STATED EXERCISE >>
Copy every line that contains the string "contrat" from the entries below.

.....

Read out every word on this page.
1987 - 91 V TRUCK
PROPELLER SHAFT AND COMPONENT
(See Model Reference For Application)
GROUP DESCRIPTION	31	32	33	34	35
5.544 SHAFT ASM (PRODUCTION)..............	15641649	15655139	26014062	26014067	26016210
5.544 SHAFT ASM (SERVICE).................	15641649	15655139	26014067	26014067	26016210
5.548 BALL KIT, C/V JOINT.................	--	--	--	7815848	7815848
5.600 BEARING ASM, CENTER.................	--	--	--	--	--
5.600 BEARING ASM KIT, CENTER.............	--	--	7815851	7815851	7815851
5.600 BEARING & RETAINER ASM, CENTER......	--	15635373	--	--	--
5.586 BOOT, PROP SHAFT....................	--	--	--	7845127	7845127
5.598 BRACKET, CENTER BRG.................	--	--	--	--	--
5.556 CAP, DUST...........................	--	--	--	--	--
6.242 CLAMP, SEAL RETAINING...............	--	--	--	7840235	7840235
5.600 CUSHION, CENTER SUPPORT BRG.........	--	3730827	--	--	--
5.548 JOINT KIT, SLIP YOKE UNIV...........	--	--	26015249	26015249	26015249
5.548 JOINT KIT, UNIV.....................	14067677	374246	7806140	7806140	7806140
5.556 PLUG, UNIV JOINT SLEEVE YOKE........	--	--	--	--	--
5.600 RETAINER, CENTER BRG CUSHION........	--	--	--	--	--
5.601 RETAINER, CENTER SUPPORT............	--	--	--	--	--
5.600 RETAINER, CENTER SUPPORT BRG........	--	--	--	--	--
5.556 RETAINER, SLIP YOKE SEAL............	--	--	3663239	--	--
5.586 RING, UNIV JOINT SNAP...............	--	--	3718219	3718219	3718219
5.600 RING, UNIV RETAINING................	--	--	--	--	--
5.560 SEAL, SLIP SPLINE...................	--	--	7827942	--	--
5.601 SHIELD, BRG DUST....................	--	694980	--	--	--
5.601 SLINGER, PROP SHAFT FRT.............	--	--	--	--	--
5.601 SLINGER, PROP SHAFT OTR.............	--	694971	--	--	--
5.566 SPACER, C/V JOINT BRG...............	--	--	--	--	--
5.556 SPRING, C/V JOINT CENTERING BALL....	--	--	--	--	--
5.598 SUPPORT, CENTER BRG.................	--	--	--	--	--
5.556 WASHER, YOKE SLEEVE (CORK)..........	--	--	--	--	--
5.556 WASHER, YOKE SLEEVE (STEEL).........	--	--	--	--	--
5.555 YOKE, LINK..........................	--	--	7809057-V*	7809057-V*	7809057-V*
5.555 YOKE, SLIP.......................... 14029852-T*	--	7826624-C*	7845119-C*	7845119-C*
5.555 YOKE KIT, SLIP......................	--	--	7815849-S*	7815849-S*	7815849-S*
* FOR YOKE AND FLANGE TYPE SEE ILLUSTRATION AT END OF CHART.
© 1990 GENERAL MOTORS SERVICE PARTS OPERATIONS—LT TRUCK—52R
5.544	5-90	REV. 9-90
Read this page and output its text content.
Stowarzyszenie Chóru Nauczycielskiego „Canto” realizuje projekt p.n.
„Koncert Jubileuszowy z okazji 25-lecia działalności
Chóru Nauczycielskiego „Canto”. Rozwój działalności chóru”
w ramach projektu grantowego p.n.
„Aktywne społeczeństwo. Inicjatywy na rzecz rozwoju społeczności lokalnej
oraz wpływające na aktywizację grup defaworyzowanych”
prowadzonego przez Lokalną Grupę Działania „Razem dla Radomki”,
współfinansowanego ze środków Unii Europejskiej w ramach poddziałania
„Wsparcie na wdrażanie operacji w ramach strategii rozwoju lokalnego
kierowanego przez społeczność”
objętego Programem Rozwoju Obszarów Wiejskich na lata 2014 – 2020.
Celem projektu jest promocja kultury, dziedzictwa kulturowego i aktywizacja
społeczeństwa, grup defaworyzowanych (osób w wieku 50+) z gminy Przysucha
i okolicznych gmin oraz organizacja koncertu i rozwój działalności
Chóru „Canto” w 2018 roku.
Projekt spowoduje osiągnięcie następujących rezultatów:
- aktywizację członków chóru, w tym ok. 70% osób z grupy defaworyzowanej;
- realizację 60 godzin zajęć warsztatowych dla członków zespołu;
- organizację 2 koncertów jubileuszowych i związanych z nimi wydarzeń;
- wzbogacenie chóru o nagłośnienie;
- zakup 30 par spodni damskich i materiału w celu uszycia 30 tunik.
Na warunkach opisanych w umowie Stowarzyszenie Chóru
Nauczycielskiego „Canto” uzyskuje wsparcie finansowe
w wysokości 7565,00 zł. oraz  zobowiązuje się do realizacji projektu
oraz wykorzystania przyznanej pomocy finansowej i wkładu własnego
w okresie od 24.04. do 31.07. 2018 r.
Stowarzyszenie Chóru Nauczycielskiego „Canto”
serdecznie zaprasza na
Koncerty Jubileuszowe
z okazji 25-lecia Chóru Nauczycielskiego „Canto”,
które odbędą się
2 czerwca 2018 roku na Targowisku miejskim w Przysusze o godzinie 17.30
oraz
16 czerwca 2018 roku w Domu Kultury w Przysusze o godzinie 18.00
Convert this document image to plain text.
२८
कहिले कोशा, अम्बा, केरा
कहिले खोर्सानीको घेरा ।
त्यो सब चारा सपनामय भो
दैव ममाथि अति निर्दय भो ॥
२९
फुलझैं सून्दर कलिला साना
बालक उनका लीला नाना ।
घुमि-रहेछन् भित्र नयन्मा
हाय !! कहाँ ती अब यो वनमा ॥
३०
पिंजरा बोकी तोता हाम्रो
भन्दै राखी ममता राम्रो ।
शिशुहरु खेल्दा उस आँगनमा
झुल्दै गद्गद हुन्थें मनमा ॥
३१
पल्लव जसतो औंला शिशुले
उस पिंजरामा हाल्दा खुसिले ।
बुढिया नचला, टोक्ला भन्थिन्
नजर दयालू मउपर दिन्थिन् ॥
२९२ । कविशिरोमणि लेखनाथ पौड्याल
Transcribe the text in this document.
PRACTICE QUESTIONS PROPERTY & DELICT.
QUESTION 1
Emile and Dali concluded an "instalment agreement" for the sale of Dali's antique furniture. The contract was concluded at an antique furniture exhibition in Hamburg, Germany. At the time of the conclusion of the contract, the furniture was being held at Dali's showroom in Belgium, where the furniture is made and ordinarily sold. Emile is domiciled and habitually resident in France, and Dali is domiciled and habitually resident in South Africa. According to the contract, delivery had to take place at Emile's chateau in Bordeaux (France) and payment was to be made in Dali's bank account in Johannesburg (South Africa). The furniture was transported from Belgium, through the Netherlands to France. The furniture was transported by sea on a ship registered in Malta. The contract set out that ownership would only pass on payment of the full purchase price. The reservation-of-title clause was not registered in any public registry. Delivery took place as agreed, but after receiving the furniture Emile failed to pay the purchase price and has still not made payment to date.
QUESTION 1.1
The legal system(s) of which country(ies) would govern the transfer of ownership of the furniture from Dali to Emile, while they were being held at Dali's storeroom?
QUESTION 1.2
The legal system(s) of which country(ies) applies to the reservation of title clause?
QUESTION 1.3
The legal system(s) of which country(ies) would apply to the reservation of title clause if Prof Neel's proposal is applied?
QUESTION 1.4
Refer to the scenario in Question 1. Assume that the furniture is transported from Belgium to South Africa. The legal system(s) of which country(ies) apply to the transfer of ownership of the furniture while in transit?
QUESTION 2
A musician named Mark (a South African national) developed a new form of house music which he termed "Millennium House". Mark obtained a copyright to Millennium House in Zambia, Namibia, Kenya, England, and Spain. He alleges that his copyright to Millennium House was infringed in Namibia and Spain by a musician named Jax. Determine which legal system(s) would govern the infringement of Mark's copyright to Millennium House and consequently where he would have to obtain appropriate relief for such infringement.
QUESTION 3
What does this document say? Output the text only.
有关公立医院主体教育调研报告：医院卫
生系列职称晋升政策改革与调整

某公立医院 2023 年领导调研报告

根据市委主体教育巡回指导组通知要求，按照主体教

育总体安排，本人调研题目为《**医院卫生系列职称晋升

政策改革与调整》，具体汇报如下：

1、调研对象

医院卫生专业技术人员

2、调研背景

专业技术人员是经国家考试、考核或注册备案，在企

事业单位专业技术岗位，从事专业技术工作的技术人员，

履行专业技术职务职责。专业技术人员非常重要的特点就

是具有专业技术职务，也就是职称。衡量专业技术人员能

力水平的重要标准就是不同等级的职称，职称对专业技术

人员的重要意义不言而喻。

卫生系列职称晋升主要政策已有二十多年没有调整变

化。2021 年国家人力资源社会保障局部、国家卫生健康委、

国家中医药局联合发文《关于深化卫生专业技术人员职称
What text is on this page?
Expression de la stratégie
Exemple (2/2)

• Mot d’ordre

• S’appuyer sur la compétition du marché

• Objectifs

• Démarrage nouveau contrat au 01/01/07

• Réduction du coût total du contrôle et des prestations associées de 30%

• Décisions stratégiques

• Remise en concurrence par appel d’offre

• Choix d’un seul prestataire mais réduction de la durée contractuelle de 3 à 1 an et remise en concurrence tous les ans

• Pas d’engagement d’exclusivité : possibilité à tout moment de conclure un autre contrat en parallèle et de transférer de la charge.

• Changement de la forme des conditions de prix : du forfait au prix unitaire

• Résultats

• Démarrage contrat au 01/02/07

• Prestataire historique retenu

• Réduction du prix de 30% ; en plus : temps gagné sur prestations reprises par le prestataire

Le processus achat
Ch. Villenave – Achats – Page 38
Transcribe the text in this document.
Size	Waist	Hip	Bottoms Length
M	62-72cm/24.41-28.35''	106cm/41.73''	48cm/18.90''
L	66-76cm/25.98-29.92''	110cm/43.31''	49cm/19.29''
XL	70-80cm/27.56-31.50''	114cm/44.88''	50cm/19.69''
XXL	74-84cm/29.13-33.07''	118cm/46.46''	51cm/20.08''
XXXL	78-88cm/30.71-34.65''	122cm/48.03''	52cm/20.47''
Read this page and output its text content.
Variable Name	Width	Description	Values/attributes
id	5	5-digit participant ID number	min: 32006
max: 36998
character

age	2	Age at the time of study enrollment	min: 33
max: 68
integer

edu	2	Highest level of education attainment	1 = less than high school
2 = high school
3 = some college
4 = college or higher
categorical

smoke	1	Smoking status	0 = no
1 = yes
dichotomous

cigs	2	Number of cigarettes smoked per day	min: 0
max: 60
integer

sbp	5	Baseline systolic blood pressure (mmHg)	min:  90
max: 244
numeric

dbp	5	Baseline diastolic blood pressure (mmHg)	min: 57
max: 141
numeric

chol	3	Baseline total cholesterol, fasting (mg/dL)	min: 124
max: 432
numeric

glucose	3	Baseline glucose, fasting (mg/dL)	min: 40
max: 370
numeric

.....

EXERCISE OUTPUT >>
• Démarrage nouveau contrat au 01/01/07
• Pas d’engagement d’exclusivité : possibilité à tout moment de conclure un autre contrat en parallèle et de transférer de la charge.
• Démarrage contrat au 01/02/07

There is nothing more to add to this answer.